## [Work to do]
Without including any pictures, write out all the entries exactly.

## [Task inputs]
+++++

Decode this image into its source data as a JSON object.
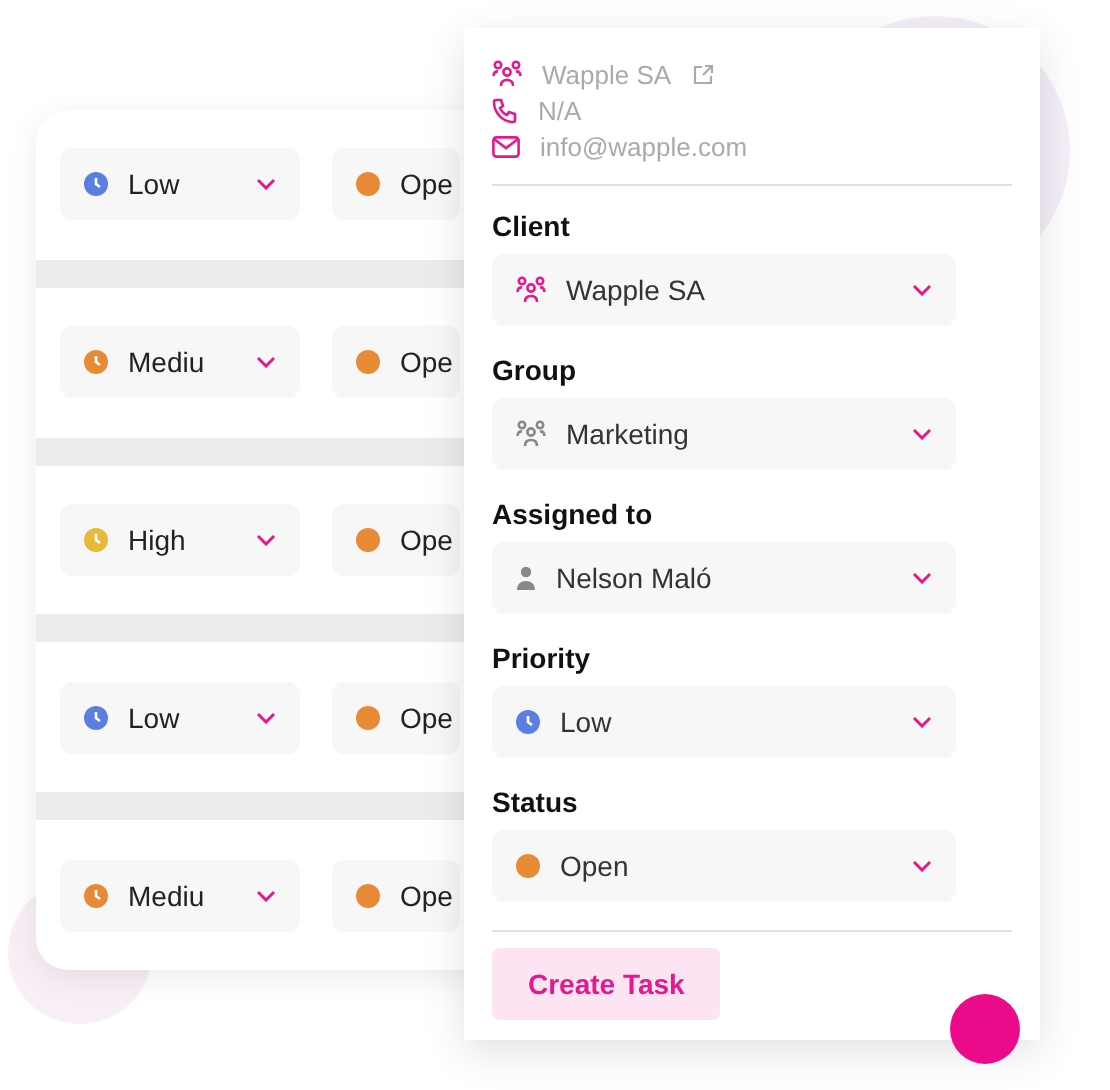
{
  "task_list": {
    "rows": [
      {
        "priority": {
          "label": "Low",
          "color": "#5b7fe0"
        },
        "status": {
          "label": "Ope",
          "color": "#e88a35"
        }
      },
      {
        "priority": {
          "label": "Mediu",
          "color": "#e88a35"
        },
        "status": {
          "label": "Ope",
          "color": "#e88a35"
        }
      },
      {
        "priority": {
          "label": "High",
          "color": "#e9b93a"
        },
        "status": {
          "label": "Ope",
          "color": "#e88a35"
        }
      },
      {
        "priority": {
          "label": "Low",
          "color": "#5b7fe0"
        },
        "status": {
          "label": "Ope",
          "color": "#e88a35"
        }
      },
      {
        "priority": {
          "label": "Mediu",
          "color": "#e88a35"
        },
        "status": {
          "label": "Ope",
          "color": "#e88a35"
        }
      }
    ]
  },
  "task_form": {
    "contact": [
      {
        "kind": "client",
        "text": "Wapple SA",
        "external": true
      },
      {
        "kind": "phone",
        "text": "N/A",
        "external": false
      },
      {
        "kind": "email",
        "text": "info@wapple.com",
        "external": false
      }
    ],
    "fields": [
      {
        "label": "Client",
        "kind": "client",
        "value": "Wapple SA"
      },
      {
        "label": "Group",
        "kind": "group",
        "value": "Marketing"
      },
      {
        "label": "Assigned to",
        "kind": "person",
        "value": "Nelson Maló"
      },
      {
        "label": "Priority",
        "kind": "priority",
        "value": "Low",
        "color": "#5b7fe0"
      },
      {
        "label": "Status",
        "kind": "status",
        "value": "Open",
        "color": "#e88a35"
      }
    ],
    "submit": "Create Task"
  }
}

+++++

## [The reply]
Decode this image into its source data as a JSON object.
{
  "task_list": {
    "rows": [
      {
        "priority": {
          "label": "Low",
          "color": "#5b7fe0"
        },
        "status": {
          "label": "Ope",
          "color": "#e88a35"
        }
      },
      {
        "priority": {
          "label": "Mediu",
          "color": "#e88a35"
        },
        "status": {
          "label": "Ope",
          "color": "#e88a35"
        }
      },
      {
        "priority": {
          "label": "High",
          "color": "#e9b93a"
        },
        "status": {
          "label": "Ope",
          "color": "#e88a35"
        }
      },
      {
        "priority": {
          "label": "Low",
          "color": "#5b7fe0"
        },
        "status": {
          "label": "Ope",
          "color": "#e88a35"
        }
      },
      {
        "priority": {
          "label": "Mediu",
          "color": "#e88a35"
        },
        "status": {
          "label": "Ope",
          "color": "#e88a35"
        }
      }
    ]
  },
  "task_form": {
    "contact": [
      {
        "kind": "client",
        "text": "Wapple SA",
        "external": true
      },
      {
        "kind": "phone",
        "text": "N/A",
        "external": false
      },
      {
        "kind": "email",
        "text": "info@wapple.com",
        "external": false
      }
    ],
    "fields": [
      {
        "label": "Client",
        "kind": "client",
        "value": "Wapple SA"
      },
      {
        "label": "Group",
        "kind": "group",
        "value": "Marketing"
      },
      {
        "label": "Assigned to",
        "kind": "person",
        "value": "Nelson Maló"
      },
      {
        "label": "Priority",
        "kind": "priority",
        "value": "Low",
        "color": "#5b7fe0"
      },
      {
        "label": "Status",
        "kind": "status",
        "value": "Open",
        "color": "#e88a35"
      }
    ],
    "submit": "Create Task"
  }
}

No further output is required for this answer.